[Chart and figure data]
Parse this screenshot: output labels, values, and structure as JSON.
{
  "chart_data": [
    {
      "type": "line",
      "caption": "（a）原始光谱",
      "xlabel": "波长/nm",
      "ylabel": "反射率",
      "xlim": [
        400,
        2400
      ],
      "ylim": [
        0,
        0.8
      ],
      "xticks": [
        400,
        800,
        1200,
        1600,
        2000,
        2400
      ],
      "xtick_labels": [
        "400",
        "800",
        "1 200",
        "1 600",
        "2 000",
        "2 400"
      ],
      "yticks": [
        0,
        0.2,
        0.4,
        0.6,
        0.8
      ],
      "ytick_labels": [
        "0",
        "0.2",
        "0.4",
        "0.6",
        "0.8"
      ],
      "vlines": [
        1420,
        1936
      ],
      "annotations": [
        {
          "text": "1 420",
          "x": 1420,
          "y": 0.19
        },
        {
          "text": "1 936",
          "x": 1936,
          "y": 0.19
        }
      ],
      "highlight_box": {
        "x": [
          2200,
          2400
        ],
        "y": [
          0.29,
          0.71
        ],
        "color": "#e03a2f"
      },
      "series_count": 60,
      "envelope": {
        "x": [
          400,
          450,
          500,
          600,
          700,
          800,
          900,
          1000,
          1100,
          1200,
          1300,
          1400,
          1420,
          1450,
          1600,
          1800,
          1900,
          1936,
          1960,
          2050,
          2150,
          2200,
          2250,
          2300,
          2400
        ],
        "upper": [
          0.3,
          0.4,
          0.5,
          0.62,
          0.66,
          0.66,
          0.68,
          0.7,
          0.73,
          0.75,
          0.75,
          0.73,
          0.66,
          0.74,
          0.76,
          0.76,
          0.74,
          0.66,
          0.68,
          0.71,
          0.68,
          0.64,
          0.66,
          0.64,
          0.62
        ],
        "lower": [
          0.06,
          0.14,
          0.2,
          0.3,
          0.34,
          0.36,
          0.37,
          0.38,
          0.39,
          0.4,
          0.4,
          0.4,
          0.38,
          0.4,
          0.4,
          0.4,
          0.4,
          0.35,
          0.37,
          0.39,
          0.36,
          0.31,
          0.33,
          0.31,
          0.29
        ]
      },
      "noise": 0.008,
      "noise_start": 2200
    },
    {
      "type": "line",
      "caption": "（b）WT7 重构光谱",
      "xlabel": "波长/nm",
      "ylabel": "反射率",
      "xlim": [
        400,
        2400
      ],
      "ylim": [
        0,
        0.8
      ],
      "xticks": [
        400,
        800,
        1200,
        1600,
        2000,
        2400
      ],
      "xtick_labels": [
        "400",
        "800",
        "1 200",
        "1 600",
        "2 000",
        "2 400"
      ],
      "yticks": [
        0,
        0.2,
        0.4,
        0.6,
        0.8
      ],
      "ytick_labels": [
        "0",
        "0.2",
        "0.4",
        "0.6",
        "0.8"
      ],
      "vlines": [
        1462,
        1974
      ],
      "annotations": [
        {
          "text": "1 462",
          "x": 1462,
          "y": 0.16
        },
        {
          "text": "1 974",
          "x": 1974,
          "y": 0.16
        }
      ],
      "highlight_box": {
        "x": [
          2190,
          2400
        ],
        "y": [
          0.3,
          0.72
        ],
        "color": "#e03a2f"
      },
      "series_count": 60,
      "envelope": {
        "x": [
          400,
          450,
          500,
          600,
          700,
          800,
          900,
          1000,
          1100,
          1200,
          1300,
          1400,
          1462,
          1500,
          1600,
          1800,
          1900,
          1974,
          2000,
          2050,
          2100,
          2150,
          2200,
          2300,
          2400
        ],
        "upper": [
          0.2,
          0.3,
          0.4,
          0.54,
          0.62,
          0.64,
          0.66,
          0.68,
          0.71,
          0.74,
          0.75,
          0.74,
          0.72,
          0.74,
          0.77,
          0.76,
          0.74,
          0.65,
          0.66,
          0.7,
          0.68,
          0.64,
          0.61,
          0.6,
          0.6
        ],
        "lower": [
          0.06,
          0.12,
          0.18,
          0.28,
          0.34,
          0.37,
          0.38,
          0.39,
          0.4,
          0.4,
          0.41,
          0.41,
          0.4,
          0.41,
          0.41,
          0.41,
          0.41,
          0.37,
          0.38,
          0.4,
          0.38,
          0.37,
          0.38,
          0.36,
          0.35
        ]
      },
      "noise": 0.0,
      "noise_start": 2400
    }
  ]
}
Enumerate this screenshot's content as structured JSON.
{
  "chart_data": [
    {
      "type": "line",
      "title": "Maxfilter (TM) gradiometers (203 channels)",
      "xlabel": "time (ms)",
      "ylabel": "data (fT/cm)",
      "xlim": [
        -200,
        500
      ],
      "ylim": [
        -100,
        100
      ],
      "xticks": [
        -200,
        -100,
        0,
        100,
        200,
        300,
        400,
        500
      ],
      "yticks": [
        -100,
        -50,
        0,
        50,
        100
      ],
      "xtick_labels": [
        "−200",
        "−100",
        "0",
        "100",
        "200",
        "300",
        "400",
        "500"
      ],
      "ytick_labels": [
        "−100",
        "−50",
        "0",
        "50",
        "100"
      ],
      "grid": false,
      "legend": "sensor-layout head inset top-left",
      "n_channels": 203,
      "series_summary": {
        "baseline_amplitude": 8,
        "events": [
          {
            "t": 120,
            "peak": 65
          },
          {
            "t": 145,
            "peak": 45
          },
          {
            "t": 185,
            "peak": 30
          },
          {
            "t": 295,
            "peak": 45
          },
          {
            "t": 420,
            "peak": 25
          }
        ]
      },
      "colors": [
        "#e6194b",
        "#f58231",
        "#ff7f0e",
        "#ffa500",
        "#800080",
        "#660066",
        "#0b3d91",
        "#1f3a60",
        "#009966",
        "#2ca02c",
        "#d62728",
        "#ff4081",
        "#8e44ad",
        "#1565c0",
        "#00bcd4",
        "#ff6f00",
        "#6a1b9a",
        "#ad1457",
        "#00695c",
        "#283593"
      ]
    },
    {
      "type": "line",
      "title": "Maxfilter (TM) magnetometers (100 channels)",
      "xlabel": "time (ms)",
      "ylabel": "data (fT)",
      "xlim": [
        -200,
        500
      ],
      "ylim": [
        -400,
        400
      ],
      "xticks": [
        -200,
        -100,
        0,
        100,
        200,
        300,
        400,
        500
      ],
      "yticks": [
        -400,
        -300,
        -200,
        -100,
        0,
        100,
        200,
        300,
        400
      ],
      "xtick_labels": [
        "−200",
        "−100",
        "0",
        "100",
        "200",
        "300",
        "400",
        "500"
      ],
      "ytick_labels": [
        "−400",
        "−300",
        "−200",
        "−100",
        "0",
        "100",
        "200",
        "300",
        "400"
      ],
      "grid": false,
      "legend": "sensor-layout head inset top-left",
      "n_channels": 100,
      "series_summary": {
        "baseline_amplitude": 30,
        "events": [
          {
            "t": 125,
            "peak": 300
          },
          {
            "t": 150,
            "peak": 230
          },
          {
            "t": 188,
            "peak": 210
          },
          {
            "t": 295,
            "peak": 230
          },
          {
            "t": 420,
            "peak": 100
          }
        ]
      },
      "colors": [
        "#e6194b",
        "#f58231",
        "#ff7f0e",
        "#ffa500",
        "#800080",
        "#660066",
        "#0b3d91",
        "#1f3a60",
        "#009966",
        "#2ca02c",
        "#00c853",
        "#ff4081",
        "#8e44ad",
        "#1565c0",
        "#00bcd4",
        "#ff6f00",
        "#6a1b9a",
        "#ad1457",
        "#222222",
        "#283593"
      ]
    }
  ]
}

Set exercise: Print the material verbatim, all of it.

Solution for this task:
Parse this screenshot: output labels, values, and structure as JSON.
{
  "chart_data": [
    {
      "type": "line",
      "caption": "（a）原始光谱",
      "xlabel": "波长/nm",
      "ylabel": "反射率",
      "xlim": [
        400,
        2400
      ],
      "ylim": [
        0,
        0.8
      ],
      "xticks": [
        400,
        800,
        1200,
        1600,
        2000,
        2400
      ],
      "xtick_labels": [
        "400",
        "800",
        "1 200",
        "1 600",
        "2 000",
        "2 400"
      ],
      "yticks": [
        0,
        0.2,
        0.4,
        0.6,
        0.8
      ],
      "ytick_labels": [
        "0",
        "0.2",
        "0.4",
        "0.6",
        "0.8"
      ],
      "vlines": [
        1420,
        1936
      ],
      "annotations": [
        {
          "text": "1 420",
          "x": 1420,
          "y": 0.19
        },
        {
          "text": "1 936",
          "x": 1936,
          "y": 0.19
        }
      ],
      "highlight_box": {
        "x": [
          2200,
          2400
        ],
        "y": [
          0.29,
          0.71
        ],
        "color": "#e03a2f"
      },
      "series_count": 60,
      "envelope": {
        "x": [
          400,
          450,
          500,
          600,
          700,
          800,
          900,
          1000,
          1100,
          1200,
          1300,
          1400,
          1420,
          1450,
          1600,
          1800,
          1900,
          1936,
          1960,
          2050,
          2150,
          2200,
          2250,
          2300,
          2400
        ],
        "upper": [
          0.3,
          0.4,
          0.5,
          0.62,
          0.66,
          0.66,
          0.68,
          0.7,
          0.73,
          0.75,
          0.75,
          0.73,
          0.66,
          0.74,
          0.76,
          0.76,
          0.74,
          0.66,
          0.68,
          0.71,
          0.68,
          0.64,
          0.66,
          0.64,
          0.62
        ],
        "lower": [
          0.06,
          0.14,
          0.2,
          0.3,
          0.34,
          0.36,
          0.37,
          0.38,
          0.39,
          0.4,
          0.4,
          0.4,
          0.38,
          0.4,
          0.4,
          0.4,
          0.4,
          0.35,
          0.37,
          0.39,
          0.36,
          0.31,
          0.33,
          0.31,
          0.29
        ]
      },
      "noise": 0.008,
      "noise_start": 2200
    },
    {
      "type": "line",
      "caption": "（b）WT7 重构光谱",
      "xlabel": "波长/nm",
      "ylabel": "反射率",
      "xlim": [
        400,
        2400
      ],
      "ylim": [
        0,
        0.8
      ],
      "xticks": [
        400,
        800,
        1200,
        1600,
        2000,
        2400
      ],
      "xtick_labels": [
        "400",
        "800",
        "1 200",
        "1 600",
        "2 000",
        "2 400"
      ],
      "yticks": [
        0,
        0.2,
        0.4,
        0.6,
        0.8
      ],
      "ytick_labels": [
        "0",
        "0.2",
        "0.4",
        "0.6",
        "0.8"
      ],
      "vlines": [
        1462,
        1974
      ],
      "annotations": [
        {
          "text": "1 462",
          "x": 1462,
          "y": 0.16
        },
        {
          "text": "1 974",
          "x": 1974,
          "y": 0.16
        }
      ],
      "highlight_box": {
        "x": [
          2190,
          2400
        ],
        "y": [
          0.3,
          0.72
        ],
        "color": "#e03a2f"
      },
      "series_count": 60,
      "envelope": {
        "x": [
          400,
          450,
          500,
          600,
          700,
          800,
          900,
          1000,
          1100,
          1200,
          1300,
          1400,
          1462,
          1500,
          1600,
          1800,
          1900,
          1974,
          2000,
          2050,
          2100,
          2150,
          2200,
          2300,
          2400
        ],
        "upper": [
          0.2,
          0.3,
          0.4,
          0.54,
          0.62,
          0.64,
          0.66,
          0.68,
          0.71,
          0.74,
          0.75,
          0.74,
          0.72,
          0.74,
          0.77,
          0.76,
          0.74,
          0.65,
          0.66,
          0.7,
          0.68,
          0.64,
          0.61,
          0.6,
          0.6
        ],
        "lower": [
          0.06,
          0.12,
          0.18,
          0.28,
          0.34,
          0.37,
          0.38,
          0.39,
          0.4,
          0.4,
          0.41,
          0.41,
          0.4,
          0.41,
          0.41,
          0.41,
          0.41,
          0.37,
          0.38,
          0.4,
          0.38,
          0.37,
          0.38,
          0.36,
          0.35
        ]
      },
      "noise": 0.0,
      "noise_start": 2400
    }
  ]
}
Enumerate this screenshot's content as structured JSON.
{
  "chart_data": [
    {
      "type": "line",
      "title": "Maxfilter (TM) gradiometers (203 channels)",
      "xlabel": "time (ms)",
      "ylabel": "data (fT/cm)",
      "xlim": [
        -200,
        500
      ],
      "ylim": [
        -100,
        100
      ],
      "xticks": [
        -200,
        -100,
        0,
        100,
        200,
        300,
        400,
        500
      ],
      "yticks": [
        -100,
        -50,
        0,
        50,
        100
      ],
      "xtick_labels": [
        "−200",
        "−100",
        "0",
        "100",
        "200",
        "300",
        "400",
        "500"
      ],
      "ytick_labels": [
        "−100",
        "−50",
        "0",
        "50",
        "100"
      ],
      "grid": false,
      "legend": "sensor-layout head inset top-left",
      "n_channels": 203,
      "series_summary": {
        "baseline_amplitude": 8,
        "events": [
          {
            "t": 120,
            "peak": 65
          },
          {
            "t": 145,
            "peak": 45
          },
          {
            "t": 185,
            "peak": 30
          },
          {
            "t": 295,
            "peak": 45
          },
          {
            "t": 420,
            "peak": 25
          }
        ]
      },
      "colors": [
        "#e6194b",
        "#f58231",
        "#ff7f0e",
        "#ffa500",
        "#800080",
        "#660066",
        "#0b3d91",
        "#1f3a60",
        "#009966",
        "#2ca02c",
        "#d62728",
        "#ff4081",
        "#8e44ad",
        "#1565c0",
        "#00bcd4",
        "#ff6f00",
        "#6a1b9a",
        "#ad1457",
        "#00695c",
        "#283593"
      ]
    },
    {
      "type": "line",
      "title": "Maxfilter (TM) magnetometers (100 channels)",
      "xlabel": "time (ms)",
      "ylabel": "data (fT)",
      "xlim": [
        -200,
        500
      ],
      "ylim": [
        -400,
        400
      ],
      "xticks": [
        -200,
        -100,
        0,
        100,
        200,
        300,
        400,
        500
      ],
      "yticks": [
        -400,
        -300,
        -200,
        -100,
        0,
        100,
        200,
        300,
        400
      ],
      "xtick_labels": [
        "−200",
        "−100",
        "0",
        "100",
        "200",
        "300",
        "400",
        "500"
      ],
      "ytick_labels": [
        "−400",
        "−300",
        "−200",
        "−100",
        "0",
        "100",
        "200",
        "300",
        "400"
      ],
      "grid": false,
      "legend": "sensor-layout head inset top-left",
      "n_channels": 100,
      "series_summary": {
        "baseline_amplitude": 30,
        "events": [
          {
            "t": 125,
            "peak": 300
          },
          {
            "t": 150,
            "peak": 230
          },
          {
            "t": 188,
            "peak": 210
          },
          {
            "t": 295,
            "peak": 230
          },
          {
            "t": 420,
            "peak": 100
          }
        ]
      },
      "colors": [
        "#e6194b",
        "#f58231",
        "#ff7f0e",
        "#ffa500",
        "#800080",
        "#660066",
        "#0b3d91",
        "#1f3a60",
        "#009966",
        "#2ca02c",
        "#00c853",
        "#ff4081",
        "#8e44ad",
        "#1565c0",
        "#00bcd4",
        "#ff6f00",
        "#6a1b9a",
        "#ad1457",
        "#222222",
        "#283593"
      ]
    }
  ]
}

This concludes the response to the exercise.